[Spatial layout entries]
---*---

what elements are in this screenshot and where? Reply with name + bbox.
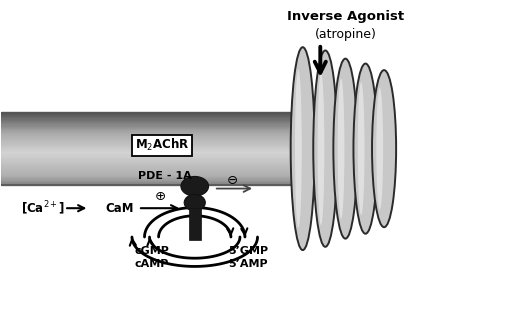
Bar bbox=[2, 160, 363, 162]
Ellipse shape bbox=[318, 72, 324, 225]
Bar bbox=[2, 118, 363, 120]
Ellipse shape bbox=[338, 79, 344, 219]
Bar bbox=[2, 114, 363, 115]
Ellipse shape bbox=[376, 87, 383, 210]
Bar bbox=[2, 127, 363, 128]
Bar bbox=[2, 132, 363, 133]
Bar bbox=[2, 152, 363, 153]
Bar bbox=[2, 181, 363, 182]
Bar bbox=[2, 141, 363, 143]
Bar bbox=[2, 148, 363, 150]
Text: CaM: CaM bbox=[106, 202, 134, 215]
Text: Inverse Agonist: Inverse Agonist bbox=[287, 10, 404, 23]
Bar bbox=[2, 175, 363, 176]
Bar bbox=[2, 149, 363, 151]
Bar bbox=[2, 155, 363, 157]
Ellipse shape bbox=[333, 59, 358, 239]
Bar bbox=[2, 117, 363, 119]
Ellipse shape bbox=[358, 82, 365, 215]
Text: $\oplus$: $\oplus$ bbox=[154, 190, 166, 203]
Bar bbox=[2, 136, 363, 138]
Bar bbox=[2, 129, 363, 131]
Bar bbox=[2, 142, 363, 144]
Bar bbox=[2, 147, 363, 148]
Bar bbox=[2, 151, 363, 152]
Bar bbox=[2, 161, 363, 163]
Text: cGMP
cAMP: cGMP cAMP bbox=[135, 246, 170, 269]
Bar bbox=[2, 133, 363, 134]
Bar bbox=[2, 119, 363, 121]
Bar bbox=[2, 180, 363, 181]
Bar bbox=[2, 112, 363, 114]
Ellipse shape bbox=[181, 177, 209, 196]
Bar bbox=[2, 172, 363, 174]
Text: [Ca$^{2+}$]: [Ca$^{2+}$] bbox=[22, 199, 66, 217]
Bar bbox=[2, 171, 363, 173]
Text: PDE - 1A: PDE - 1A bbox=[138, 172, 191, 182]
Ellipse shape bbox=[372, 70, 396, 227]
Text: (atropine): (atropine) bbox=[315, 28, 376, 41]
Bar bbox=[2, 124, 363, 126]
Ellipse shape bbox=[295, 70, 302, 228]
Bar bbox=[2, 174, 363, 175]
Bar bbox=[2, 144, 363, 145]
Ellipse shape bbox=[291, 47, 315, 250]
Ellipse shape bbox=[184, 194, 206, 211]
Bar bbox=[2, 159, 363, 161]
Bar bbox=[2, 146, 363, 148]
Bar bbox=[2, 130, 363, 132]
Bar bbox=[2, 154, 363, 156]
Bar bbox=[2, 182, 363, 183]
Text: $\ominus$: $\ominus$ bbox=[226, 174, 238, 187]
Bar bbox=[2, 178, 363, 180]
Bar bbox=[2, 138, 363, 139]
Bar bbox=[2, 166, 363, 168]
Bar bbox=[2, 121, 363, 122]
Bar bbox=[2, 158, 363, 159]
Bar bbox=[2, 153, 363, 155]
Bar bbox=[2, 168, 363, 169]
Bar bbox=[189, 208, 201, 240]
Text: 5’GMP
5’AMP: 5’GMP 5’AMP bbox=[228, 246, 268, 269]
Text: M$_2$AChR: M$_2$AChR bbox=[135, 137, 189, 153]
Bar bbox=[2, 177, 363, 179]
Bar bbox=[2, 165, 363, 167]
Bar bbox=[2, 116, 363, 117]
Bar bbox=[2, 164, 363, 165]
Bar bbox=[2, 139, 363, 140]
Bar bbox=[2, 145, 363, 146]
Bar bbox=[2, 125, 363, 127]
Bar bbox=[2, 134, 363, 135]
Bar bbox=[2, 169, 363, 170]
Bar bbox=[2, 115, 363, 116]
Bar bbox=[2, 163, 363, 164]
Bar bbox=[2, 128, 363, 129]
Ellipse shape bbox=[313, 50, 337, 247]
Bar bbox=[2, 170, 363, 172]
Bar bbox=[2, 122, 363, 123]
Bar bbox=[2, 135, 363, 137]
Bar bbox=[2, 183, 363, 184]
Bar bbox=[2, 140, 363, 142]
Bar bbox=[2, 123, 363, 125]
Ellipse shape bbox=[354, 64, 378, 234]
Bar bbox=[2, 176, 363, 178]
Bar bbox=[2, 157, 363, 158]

---*---

## Exercise brief
Rewrite the listing lines from the line with "Bar bbox=[2, 160, 363, 162]" up to and including the line with "Bar bbox=[2, 119, 363, 121]", with "Ellipse shape" changed to "Oval shape" and nothing else altered.

## Answer to this task
Bar bbox=[2, 160, 363, 162]
Oval shape bbox=[318, 72, 324, 225]
Bar bbox=[2, 118, 363, 120]
Oval shape bbox=[338, 79, 344, 219]
Bar bbox=[2, 114, 363, 115]
Oval shape bbox=[376, 87, 383, 210]
Bar bbox=[2, 127, 363, 128]
Bar bbox=[2, 132, 363, 133]
Bar bbox=[2, 152, 363, 153]
Bar bbox=[2, 181, 363, 182]
Bar bbox=[2, 141, 363, 143]
Bar bbox=[2, 148, 363, 150]
Text: CaM: CaM bbox=[106, 202, 134, 215]
Text: Inverse Agonist: Inverse Agonist bbox=[287, 10, 404, 23]
Bar bbox=[2, 175, 363, 176]
Bar bbox=[2, 149, 363, 151]
Bar bbox=[2, 155, 363, 157]
Oval shape bbox=[333, 59, 358, 239]
Bar bbox=[2, 117, 363, 119]
Oval shape bbox=[358, 82, 365, 215]
Text: $\oplus$: $\oplus$ bbox=[154, 190, 166, 203]
Bar bbox=[2, 136, 363, 138]
Bar bbox=[2, 129, 363, 131]
Bar bbox=[2, 142, 363, 144]
Bar bbox=[2, 147, 363, 148]
Bar bbox=[2, 151, 363, 152]
Bar bbox=[2, 161, 363, 163]
Text: cGMP
cAMP: cGMP cAMP bbox=[135, 246, 170, 269]
Bar bbox=[2, 133, 363, 134]
Bar bbox=[2, 119, 363, 121]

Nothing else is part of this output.